◆ Aim
Copy the records below line for line, without changing anything, and leave out the pictures.

◆ Record set
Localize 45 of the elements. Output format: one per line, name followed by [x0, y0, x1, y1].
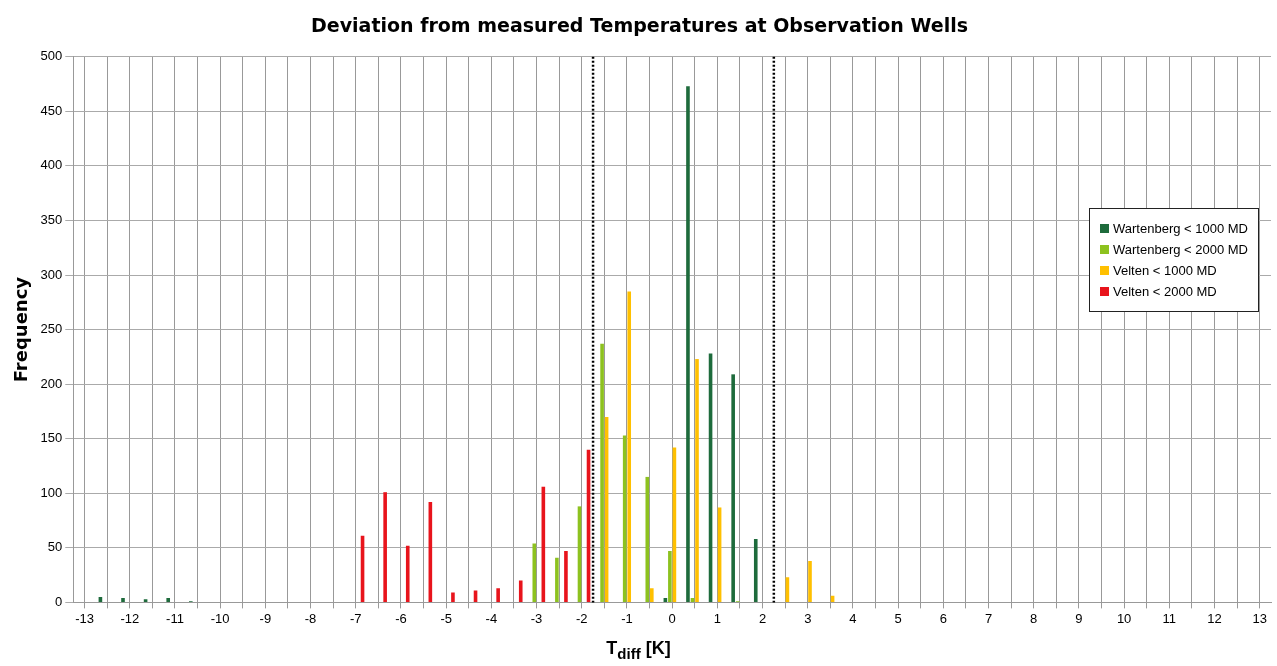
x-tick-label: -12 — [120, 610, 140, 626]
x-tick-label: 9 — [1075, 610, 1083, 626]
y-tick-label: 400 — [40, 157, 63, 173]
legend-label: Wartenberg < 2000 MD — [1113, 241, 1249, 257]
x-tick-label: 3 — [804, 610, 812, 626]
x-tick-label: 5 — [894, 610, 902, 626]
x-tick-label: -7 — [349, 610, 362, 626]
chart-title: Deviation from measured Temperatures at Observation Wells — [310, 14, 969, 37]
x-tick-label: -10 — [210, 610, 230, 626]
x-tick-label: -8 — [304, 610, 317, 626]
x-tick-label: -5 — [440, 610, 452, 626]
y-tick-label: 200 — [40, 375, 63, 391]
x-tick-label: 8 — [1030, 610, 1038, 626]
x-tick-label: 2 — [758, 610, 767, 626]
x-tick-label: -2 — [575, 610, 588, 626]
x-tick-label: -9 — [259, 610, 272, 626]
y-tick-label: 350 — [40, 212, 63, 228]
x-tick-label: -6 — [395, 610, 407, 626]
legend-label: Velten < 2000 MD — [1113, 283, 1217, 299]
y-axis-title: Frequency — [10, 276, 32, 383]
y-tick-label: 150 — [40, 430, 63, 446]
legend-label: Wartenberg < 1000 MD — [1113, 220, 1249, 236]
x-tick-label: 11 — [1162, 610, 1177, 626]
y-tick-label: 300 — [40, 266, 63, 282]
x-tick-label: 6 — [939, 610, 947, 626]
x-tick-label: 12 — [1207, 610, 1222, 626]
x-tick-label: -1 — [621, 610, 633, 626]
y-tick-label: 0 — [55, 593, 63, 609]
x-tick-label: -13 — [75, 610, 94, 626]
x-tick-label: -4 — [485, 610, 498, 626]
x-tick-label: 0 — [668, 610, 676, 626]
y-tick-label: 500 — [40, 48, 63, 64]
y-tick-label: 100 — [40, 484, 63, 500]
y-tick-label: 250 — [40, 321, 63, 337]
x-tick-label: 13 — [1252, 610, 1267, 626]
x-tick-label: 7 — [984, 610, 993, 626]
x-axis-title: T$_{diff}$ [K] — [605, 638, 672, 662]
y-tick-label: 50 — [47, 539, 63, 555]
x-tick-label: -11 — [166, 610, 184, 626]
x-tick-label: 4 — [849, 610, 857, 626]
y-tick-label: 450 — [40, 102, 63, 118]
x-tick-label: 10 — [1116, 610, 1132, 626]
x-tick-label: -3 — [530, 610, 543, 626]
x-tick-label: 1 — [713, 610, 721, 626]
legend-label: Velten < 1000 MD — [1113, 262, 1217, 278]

◆ In response
Localize 45 of the elements. Output format: one per line, name followed by [x0, y0, x1, y1].
x-tick-label: -12 — [120, 610, 140, 626]
x-tick-label: 9 — [1075, 610, 1083, 626]
y-tick-label: 400 — [40, 157, 63, 173]
legend-label: Wartenberg < 2000 MD — [1113, 241, 1249, 257]
x-tick-label: 3 — [804, 610, 812, 626]
x-tick-label: 5 — [894, 610, 902, 626]
x-tick-label: -7 — [349, 610, 362, 626]
chart-title: Deviation from measured Temperatures at Observation Wells — [310, 14, 969, 37]
x-tick-label: -10 — [210, 610, 230, 626]
x-tick-label: -8 — [304, 610, 317, 626]
x-tick-label: -5 — [440, 610, 452, 626]
y-tick-label: 200 — [40, 375, 63, 391]
x-tick-label: 8 — [1030, 610, 1038, 626]
x-tick-label: 2 — [758, 610, 767, 626]
x-tick-label: -2 — [575, 610, 588, 626]
x-tick-label: -9 — [259, 610, 272, 626]
y-tick-label: 350 — [40, 212, 63, 228]
x-tick-label: -6 — [395, 610, 407, 626]
legend-label: Velten < 2000 MD — [1113, 283, 1217, 299]
y-axis-title: Frequency — [10, 276, 32, 383]
y-tick-label: 150 — [40, 430, 63, 446]
legend-label: Wartenberg < 1000 MD — [1113, 220, 1249, 236]
x-tick-label: 11 — [1162, 610, 1177, 626]
y-tick-label: 300 — [40, 266, 63, 282]
x-tick-label: 6 — [939, 610, 947, 626]
x-tick-label: 12 — [1207, 610, 1222, 626]
x-tick-label: -1 — [621, 610, 633, 626]
y-tick-label: 0 — [55, 593, 63, 609]
x-tick-label: -13 — [75, 610, 94, 626]
x-tick-label: -4 — [485, 610, 498, 626]
x-tick-label: 0 — [668, 610, 676, 626]
y-tick-label: 500 — [40, 48, 63, 64]
y-tick-label: 100 — [40, 484, 63, 500]
y-tick-label: 250 — [40, 321, 63, 337]
x-tick-label: 13 — [1252, 610, 1267, 626]
x-tick-label: 7 — [984, 610, 993, 626]
x-axis-title: T$_{diff}$ [K] — [605, 638, 672, 662]
y-tick-label: 50 — [47, 539, 63, 555]
x-tick-label: -11 — [166, 610, 184, 626]
x-tick-label: 4 — [849, 610, 857, 626]
y-tick-label: 450 — [40, 102, 63, 118]
x-tick-label: 10 — [1116, 610, 1132, 626]
x-tick-label: -3 — [530, 610, 543, 626]
x-tick-label: 1 — [713, 610, 721, 626]
legend-label: Velten < 1000 MD — [1113, 262, 1217, 278]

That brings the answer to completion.